- [RECORDS SUPPLIED]:
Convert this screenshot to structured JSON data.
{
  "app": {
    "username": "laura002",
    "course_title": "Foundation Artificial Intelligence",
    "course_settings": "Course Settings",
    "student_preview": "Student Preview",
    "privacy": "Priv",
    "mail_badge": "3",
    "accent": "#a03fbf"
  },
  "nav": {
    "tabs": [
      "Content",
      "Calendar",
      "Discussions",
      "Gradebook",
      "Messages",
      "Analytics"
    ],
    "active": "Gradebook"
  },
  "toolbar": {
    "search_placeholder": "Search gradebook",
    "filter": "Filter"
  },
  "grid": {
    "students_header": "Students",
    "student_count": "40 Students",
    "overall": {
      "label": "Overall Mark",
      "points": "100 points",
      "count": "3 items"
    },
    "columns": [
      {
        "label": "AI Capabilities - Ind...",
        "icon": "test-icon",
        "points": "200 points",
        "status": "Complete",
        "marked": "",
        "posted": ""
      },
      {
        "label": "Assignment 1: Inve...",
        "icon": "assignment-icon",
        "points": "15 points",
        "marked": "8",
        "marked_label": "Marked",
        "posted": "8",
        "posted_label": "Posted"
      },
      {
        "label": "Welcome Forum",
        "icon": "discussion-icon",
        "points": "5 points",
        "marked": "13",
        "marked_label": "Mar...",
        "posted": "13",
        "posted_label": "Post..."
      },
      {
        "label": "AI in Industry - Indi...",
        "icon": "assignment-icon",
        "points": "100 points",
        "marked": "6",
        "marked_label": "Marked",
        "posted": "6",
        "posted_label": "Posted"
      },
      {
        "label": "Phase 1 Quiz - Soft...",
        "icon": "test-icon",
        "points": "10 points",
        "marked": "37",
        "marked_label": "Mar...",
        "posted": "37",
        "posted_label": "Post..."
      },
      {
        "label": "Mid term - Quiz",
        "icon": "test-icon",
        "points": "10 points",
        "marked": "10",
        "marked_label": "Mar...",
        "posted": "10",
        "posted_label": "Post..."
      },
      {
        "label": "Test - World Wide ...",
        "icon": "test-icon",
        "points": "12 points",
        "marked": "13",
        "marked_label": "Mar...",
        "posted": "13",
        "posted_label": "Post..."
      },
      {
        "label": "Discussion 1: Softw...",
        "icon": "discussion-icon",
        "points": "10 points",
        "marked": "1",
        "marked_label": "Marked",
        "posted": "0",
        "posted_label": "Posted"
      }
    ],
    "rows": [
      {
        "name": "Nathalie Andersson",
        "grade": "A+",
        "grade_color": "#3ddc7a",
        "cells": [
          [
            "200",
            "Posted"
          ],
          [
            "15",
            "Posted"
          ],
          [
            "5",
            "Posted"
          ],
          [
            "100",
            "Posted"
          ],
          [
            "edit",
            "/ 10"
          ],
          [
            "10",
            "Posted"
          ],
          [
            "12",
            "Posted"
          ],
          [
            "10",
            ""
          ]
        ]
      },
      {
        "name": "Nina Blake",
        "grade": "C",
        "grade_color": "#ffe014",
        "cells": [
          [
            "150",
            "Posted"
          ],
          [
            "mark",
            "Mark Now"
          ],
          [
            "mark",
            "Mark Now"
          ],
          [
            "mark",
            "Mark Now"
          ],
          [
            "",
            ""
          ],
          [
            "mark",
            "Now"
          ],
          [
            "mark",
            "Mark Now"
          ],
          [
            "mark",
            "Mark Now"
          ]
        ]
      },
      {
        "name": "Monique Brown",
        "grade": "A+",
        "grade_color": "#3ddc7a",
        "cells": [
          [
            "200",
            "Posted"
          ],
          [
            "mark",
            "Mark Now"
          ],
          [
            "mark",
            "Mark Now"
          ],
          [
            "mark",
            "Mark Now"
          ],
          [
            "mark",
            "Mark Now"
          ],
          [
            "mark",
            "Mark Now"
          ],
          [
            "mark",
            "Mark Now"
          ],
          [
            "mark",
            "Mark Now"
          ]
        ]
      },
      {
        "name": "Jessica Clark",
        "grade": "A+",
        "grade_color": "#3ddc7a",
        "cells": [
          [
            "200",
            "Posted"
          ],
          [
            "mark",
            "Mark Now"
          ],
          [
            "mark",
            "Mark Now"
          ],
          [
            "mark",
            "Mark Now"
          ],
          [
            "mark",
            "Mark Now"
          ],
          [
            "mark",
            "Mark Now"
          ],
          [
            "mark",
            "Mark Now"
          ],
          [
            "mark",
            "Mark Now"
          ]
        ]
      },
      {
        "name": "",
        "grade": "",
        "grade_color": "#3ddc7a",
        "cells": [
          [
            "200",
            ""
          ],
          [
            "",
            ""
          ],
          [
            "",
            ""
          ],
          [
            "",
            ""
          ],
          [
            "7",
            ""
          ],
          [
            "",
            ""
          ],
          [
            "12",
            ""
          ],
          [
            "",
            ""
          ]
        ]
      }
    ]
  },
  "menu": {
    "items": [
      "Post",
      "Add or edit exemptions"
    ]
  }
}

- [WHAT TO DO]:
Reproduce the listing above word for word.

- [ANSWER TO THIS PROBLEM]:
Convert this screenshot to structured JSON data.
{
  "app": {
    "username": "laura002",
    "course_title": "Foundation Artificial Intelligence",
    "course_settings": "Course Settings",
    "student_preview": "Student Preview",
    "privacy": "Priv",
    "mail_badge": "3",
    "accent": "#a03fbf"
  },
  "nav": {
    "tabs": [
      "Content",
      "Calendar",
      "Discussions",
      "Gradebook",
      "Messages",
      "Analytics"
    ],
    "active": "Gradebook"
  },
  "toolbar": {
    "search_placeholder": "Search gradebook",
    "filter": "Filter"
  },
  "grid": {
    "students_header": "Students",
    "student_count": "40 Students",
    "overall": {
      "label": "Overall Mark",
      "points": "100 points",
      "count": "3 items"
    },
    "columns": [
      {
        "label": "AI Capabilities - Ind...",
        "icon": "test-icon",
        "points": "200 points",
        "status": "Complete",
        "marked": "",
        "posted": ""
      },
      {
        "label": "Assignment 1: Inve...",
        "icon": "assignment-icon",
        "points": "15 points",
        "marked": "8",
        "marked_label": "Marked",
        "posted": "8",
        "posted_label": "Posted"
      },
      {
        "label": "Welcome Forum",
        "icon": "discussion-icon",
        "points": "5 points",
        "marked": "13",
        "marked_label": "Mar...",
        "posted": "13",
        "posted_label": "Post..."
      },
      {
        "label": "AI in Industry - Indi...",
        "icon": "assignment-icon",
        "points": "100 points",
        "marked": "6",
        "marked_label": "Marked",
        "posted": "6",
        "posted_label": "Posted"
      },
      {
        "label": "Phase 1 Quiz - Soft...",
        "icon": "test-icon",
        "points": "10 points",
        "marked": "37",
        "marked_label": "Mar...",
        "posted": "37",
        "posted_label": "Post..."
      },
      {
        "label": "Mid term - Quiz",
        "icon": "test-icon",
        "points": "10 points",
        "marked": "10",
        "marked_label": "Mar...",
        "posted": "10",
        "posted_label": "Post..."
      },
      {
        "label": "Test - World Wide ...",
        "icon": "test-icon",
        "points": "12 points",
        "marked": "13",
        "marked_label": "Mar...",
        "posted": "13",
        "posted_label": "Post..."
      },
      {
        "label": "Discussion 1: Softw...",
        "icon": "discussion-icon",
        "points": "10 points",
        "marked": "1",
        "marked_label": "Marked",
        "posted": "0",
        "posted_label": "Posted"
      }
    ],
    "rows": [
      {
        "name": "Nathalie Andersson",
        "grade": "A+",
        "grade_color": "#3ddc7a",
        "cells": [
          [
            "200",
            "Posted"
          ],
          [
            "15",
            "Posted"
          ],
          [
            "5",
            "Posted"
          ],
          [
            "100",
            "Posted"
          ],
          [
            "edit",
            "/ 10"
          ],
          [
            "10",
            "Posted"
          ],
          [
            "12",
            "Posted"
          ],
          [
            "10",
            ""
          ]
        ]
      },
      {
        "name": "Nina Blake",
        "grade": "C",
        "grade_color": "#ffe014",
        "cells": [
          [
            "150",
            "Posted"
          ],
          [
            "mark",
            "Mark Now"
          ],
          [
            "mark",
            "Mark Now"
          ],
          [
            "mark",
            "Mark Now"
          ],
          [
            "",
            ""
          ],
          [
            "mark",
            "Now"
          ],
          [
            "mark",
            "Mark Now"
          ],
          [
            "mark",
            "Mark Now"
          ]
        ]
      },
      {
        "name": "Monique Brown",
        "grade": "A+",
        "grade_color": "#3ddc7a",
        "cells": [
          [
            "200",
            "Posted"
          ],
          [
            "mark",
            "Mark Now"
          ],
          [
            "mark",
            "Mark Now"
          ],
          [
            "mark",
            "Mark Now"
          ],
          [
            "mark",
            "Mark Now"
          ],
          [
            "mark",
            "Mark Now"
          ],
          [
            "mark",
            "Mark Now"
          ],
          [
            "mark",
            "Mark Now"
          ]
        ]
      },
      {
        "name": "Jessica Clark",
        "grade": "A+",
        "grade_color": "#3ddc7a",
        "cells": [
          [
            "200",
            "Posted"
          ],
          [
            "mark",
            "Mark Now"
          ],
          [
            "mark",
            "Mark Now"
          ],
          [
            "mark",
            "Mark Now"
          ],
          [
            "mark",
            "Mark Now"
          ],
          [
            "mark",
            "Mark Now"
          ],
          [
            "mark",
            "Mark Now"
          ],
          [
            "mark",
            "Mark Now"
          ]
        ]
      },
      {
        "name": "",
        "grade": "",
        "grade_color": "#3ddc7a",
        "cells": [
          [
            "200",
            ""
          ],
          [
            "",
            ""
          ],
          [
            "",
            ""
          ],
          [
            "",
            ""
          ],
          [
            "7",
            ""
          ],
          [
            "",
            ""
          ],
          [
            "12",
            ""
          ],
          [
            "",
            ""
          ]
        ]
      }
    ]
  },
  "menu": {
    "items": [
      "Post",
      "Add or edit exemptions"
    ]
  }
}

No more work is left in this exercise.